PROBLEM DETAILS: Check each line of the records below for the word "more" and copy those where it appears.

= = =

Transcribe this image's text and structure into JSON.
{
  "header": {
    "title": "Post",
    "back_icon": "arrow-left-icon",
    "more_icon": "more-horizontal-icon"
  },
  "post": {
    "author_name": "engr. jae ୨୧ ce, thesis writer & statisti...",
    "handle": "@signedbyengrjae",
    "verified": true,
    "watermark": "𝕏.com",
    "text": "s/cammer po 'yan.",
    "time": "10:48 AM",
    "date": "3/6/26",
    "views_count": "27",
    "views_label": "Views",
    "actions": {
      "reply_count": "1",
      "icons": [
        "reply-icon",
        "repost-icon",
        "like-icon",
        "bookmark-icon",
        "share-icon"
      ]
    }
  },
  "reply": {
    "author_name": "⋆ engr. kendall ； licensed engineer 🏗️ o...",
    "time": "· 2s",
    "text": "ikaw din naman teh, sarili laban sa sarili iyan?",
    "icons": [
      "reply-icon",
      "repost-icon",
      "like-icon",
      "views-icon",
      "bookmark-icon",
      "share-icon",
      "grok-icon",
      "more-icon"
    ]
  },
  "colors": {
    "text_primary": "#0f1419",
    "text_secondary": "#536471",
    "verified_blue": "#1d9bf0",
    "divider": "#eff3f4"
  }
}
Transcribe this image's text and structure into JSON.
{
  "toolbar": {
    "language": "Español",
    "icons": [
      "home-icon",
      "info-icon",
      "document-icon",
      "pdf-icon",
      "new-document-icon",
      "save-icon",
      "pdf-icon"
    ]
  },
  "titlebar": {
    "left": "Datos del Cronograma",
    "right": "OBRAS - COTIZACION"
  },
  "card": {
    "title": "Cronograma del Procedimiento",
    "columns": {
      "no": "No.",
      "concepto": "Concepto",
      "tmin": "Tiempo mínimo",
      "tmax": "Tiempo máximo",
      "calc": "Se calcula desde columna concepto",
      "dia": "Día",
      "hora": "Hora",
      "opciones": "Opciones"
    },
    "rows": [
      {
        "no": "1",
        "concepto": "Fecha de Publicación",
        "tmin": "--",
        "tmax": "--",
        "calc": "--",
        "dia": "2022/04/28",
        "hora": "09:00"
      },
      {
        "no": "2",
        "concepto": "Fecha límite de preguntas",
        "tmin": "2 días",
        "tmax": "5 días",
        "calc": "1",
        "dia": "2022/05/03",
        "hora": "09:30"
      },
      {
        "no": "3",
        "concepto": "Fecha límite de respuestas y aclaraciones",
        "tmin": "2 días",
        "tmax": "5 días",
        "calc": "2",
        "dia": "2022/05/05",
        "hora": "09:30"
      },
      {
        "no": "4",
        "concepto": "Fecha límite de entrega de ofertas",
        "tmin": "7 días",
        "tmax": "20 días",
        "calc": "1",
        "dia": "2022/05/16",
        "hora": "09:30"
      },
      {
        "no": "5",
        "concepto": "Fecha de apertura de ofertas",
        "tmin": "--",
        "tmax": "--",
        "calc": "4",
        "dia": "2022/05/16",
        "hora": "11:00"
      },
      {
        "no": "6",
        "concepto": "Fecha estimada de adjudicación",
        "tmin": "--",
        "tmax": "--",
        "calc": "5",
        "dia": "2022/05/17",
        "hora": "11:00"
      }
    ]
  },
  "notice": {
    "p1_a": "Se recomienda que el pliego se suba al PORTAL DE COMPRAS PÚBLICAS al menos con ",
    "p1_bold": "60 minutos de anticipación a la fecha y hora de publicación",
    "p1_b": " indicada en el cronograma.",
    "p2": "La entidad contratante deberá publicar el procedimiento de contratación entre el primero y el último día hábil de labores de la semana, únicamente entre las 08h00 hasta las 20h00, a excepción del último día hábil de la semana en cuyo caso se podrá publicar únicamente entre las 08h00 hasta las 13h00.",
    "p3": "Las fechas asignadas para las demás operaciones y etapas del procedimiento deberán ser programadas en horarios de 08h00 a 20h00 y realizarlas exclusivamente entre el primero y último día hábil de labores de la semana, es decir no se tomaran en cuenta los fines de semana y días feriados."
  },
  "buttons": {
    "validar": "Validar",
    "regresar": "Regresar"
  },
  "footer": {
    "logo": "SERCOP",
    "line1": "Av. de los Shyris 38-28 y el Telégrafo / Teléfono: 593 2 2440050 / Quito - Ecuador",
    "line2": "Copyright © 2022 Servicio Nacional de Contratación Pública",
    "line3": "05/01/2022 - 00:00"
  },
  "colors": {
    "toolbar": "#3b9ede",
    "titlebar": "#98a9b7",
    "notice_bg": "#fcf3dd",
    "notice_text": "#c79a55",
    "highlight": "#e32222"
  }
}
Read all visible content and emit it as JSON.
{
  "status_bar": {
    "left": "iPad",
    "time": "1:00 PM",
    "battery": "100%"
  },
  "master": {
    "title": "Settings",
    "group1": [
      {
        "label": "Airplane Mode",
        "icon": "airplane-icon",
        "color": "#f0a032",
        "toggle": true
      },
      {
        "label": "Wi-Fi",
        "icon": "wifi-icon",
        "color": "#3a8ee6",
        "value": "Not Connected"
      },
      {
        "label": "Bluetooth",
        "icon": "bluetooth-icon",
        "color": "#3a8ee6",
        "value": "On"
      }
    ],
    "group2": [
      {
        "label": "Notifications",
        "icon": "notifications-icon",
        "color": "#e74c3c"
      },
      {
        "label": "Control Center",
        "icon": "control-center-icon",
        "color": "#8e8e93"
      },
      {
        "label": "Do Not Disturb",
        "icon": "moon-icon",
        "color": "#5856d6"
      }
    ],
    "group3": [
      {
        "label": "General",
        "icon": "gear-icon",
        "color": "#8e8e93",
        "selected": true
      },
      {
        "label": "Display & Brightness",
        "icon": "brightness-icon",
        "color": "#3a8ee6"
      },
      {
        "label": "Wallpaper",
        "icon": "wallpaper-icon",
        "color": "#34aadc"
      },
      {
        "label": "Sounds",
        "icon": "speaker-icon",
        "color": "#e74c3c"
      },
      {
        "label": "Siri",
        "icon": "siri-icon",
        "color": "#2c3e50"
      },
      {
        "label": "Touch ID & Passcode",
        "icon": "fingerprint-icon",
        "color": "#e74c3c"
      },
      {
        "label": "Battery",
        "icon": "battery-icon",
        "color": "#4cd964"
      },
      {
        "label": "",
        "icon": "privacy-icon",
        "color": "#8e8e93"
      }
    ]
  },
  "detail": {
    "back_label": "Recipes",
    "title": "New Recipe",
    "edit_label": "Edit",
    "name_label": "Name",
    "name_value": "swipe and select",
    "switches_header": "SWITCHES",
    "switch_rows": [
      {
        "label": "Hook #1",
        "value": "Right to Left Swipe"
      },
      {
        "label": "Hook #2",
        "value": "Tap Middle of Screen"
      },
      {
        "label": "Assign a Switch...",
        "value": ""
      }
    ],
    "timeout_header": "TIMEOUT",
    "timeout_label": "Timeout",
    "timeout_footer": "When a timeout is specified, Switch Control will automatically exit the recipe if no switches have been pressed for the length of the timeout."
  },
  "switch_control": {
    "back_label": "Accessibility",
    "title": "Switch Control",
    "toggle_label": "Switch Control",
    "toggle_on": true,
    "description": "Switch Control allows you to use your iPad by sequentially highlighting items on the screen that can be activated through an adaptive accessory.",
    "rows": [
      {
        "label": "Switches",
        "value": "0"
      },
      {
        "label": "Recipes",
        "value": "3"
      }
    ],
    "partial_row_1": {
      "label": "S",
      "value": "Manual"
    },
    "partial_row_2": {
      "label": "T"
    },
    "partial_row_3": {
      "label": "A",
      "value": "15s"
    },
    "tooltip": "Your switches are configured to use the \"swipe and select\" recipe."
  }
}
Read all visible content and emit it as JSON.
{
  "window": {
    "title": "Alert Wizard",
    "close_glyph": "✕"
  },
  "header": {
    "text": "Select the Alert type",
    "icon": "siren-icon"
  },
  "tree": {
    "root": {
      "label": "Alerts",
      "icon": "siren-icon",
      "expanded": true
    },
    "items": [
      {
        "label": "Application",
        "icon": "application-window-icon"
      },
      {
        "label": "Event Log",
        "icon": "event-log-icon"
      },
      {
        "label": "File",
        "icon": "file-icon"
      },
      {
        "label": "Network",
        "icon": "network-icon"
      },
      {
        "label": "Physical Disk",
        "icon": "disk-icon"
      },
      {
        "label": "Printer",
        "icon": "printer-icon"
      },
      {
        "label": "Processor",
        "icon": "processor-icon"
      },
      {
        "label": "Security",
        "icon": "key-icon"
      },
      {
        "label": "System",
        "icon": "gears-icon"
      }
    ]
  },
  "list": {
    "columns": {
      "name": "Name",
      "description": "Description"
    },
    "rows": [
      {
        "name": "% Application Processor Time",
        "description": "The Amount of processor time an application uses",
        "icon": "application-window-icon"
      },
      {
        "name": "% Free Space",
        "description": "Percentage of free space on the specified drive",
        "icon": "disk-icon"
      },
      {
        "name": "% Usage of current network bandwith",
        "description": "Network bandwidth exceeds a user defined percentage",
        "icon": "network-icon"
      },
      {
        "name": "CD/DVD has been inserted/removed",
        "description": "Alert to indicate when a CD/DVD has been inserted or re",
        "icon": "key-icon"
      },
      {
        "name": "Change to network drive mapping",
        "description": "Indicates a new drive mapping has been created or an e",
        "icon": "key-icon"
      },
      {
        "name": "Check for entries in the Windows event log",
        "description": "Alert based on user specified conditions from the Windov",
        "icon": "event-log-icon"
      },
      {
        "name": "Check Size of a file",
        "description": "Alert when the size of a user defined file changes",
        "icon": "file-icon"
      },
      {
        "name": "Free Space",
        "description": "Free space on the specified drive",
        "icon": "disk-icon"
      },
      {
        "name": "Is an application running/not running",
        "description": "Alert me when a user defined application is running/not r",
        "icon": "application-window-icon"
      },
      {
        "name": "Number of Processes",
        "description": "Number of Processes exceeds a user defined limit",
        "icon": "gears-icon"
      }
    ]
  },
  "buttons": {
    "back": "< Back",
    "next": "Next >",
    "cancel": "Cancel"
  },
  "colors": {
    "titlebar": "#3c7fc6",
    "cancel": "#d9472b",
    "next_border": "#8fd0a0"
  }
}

= = =

EXERCISE SOLUTION:
    "more_icon": "more-horizontal-icon"
      "more-icon"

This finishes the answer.